— Start of Input for this task —

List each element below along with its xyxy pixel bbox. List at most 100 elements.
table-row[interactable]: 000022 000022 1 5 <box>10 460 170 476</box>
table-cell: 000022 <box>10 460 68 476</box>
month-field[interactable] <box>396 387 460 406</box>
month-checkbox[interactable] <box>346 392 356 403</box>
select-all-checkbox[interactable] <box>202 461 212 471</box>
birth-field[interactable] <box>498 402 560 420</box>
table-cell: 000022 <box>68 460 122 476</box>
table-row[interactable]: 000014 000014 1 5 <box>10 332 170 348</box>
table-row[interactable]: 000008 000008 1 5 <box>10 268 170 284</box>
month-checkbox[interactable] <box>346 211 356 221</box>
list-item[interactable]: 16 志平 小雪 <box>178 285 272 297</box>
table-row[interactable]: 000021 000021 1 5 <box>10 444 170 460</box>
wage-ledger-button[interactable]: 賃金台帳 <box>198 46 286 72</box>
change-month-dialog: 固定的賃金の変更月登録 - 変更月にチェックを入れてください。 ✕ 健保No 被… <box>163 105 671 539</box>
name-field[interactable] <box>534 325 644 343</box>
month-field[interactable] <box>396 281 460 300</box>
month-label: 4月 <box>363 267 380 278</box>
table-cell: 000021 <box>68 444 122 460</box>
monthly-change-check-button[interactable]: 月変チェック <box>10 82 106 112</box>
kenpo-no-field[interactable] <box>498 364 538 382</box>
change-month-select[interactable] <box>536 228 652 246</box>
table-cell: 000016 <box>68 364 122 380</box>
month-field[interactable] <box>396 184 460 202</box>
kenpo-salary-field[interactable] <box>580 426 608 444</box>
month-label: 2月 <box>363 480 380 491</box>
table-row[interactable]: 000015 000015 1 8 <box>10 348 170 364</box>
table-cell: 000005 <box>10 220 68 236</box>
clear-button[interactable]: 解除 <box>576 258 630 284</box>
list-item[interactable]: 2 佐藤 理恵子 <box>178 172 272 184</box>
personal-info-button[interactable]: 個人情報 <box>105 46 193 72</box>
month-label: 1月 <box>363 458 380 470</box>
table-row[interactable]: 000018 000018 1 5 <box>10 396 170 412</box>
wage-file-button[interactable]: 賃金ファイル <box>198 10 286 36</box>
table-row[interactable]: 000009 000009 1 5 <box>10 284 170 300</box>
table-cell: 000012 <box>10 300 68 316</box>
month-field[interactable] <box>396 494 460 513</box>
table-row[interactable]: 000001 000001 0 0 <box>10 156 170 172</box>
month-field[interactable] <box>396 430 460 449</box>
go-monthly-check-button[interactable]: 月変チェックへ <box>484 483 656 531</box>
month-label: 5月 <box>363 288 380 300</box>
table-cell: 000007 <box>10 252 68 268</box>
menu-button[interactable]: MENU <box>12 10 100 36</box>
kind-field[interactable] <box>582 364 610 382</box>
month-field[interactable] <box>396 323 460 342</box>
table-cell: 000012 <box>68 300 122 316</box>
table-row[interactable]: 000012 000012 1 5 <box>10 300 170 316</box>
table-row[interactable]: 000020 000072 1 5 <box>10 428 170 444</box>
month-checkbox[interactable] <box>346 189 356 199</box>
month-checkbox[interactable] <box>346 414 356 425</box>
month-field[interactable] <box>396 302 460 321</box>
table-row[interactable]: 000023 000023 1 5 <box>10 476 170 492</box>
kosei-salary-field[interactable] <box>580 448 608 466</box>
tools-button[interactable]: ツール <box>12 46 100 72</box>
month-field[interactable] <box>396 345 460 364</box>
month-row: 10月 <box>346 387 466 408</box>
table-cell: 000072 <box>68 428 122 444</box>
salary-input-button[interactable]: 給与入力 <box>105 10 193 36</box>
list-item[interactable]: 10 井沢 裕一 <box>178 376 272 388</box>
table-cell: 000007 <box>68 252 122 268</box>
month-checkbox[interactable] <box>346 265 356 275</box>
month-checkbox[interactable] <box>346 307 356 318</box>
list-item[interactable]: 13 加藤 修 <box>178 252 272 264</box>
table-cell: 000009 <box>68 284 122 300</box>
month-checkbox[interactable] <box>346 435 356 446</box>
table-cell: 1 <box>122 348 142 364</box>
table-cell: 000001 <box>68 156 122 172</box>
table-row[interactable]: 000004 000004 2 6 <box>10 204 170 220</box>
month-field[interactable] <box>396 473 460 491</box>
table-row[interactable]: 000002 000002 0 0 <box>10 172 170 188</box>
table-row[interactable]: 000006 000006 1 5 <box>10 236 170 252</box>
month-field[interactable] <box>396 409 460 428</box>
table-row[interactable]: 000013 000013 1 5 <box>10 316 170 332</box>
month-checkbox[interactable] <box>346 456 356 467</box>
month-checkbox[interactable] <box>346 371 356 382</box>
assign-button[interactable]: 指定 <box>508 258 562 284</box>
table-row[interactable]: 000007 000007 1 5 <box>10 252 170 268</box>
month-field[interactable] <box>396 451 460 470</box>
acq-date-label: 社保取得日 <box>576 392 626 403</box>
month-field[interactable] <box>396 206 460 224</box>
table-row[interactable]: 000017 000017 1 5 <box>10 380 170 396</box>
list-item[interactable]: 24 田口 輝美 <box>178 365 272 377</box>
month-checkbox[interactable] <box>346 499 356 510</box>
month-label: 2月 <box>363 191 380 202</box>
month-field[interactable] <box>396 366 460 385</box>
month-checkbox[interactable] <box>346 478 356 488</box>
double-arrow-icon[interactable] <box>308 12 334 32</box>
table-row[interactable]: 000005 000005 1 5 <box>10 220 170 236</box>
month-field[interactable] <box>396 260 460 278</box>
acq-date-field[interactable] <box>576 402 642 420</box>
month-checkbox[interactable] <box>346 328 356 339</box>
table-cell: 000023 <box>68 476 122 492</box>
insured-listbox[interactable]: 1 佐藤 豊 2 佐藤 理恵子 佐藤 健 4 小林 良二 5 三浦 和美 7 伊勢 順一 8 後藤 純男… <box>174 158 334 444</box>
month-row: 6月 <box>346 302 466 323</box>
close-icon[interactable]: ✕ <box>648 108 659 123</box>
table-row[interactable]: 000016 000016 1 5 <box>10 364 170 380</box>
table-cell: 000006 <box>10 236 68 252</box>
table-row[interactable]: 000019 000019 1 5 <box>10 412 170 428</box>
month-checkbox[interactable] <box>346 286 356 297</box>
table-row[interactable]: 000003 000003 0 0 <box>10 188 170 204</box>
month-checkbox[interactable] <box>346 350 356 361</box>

— End of Input for this task —

* Exercise aim *
Please edit the items from the first line through the line containing "table-cell: 000005 <box>10 220 68 236</box>", replacing every "month-field" with "month-input" and leaving everything else unchanged. Give back only those lines.

* Finished answer *
List each element below along with its xyxy pixel bbox. List at most 100 elements.
table-row[interactable]: 000022 000022 1 5 <box>10 460 170 476</box>
table-cell: 000022 <box>10 460 68 476</box>
month-input[interactable] <box>396 387 460 406</box>
month-checkbox[interactable] <box>346 392 356 403</box>
select-all-checkbox[interactable] <box>202 461 212 471</box>
birth-field[interactable] <box>498 402 560 420</box>
table-cell: 000022 <box>68 460 122 476</box>
table-row[interactable]: 000014 000014 1 5 <box>10 332 170 348</box>
table-row[interactable]: 000008 000008 1 5 <box>10 268 170 284</box>
month-checkbox[interactable] <box>346 211 356 221</box>
list-item[interactable]: 16 志平 小雪 <box>178 285 272 297</box>
table-row[interactable]: 000021 000021 1 5 <box>10 444 170 460</box>
wage-ledger-button[interactable]: 賃金台帳 <box>198 46 286 72</box>
change-month-dialog: 固定的賃金の変更月登録 - 変更月にチェックを入れてください。 ✕ 健保No 被… <box>163 105 671 539</box>
name-field[interactable] <box>534 325 644 343</box>
month-input[interactable] <box>396 281 460 300</box>
month-label: 4月 <box>363 267 380 278</box>
table-cell: 000021 <box>68 444 122 460</box>
monthly-change-check-button[interactable]: 月変チェック <box>10 82 106 112</box>
kenpo-no-field[interactable] <box>498 364 538 382</box>
change-month-select[interactable] <box>536 228 652 246</box>
table-cell: 000016 <box>68 364 122 380</box>
month-input[interactable] <box>396 184 460 202</box>
kenpo-salary-field[interactable] <box>580 426 608 444</box>
month-label: 2月 <box>363 480 380 491</box>
table-row[interactable]: 000015 000015 1 8 <box>10 348 170 364</box>
table-cell: 000005 <box>10 220 68 236</box>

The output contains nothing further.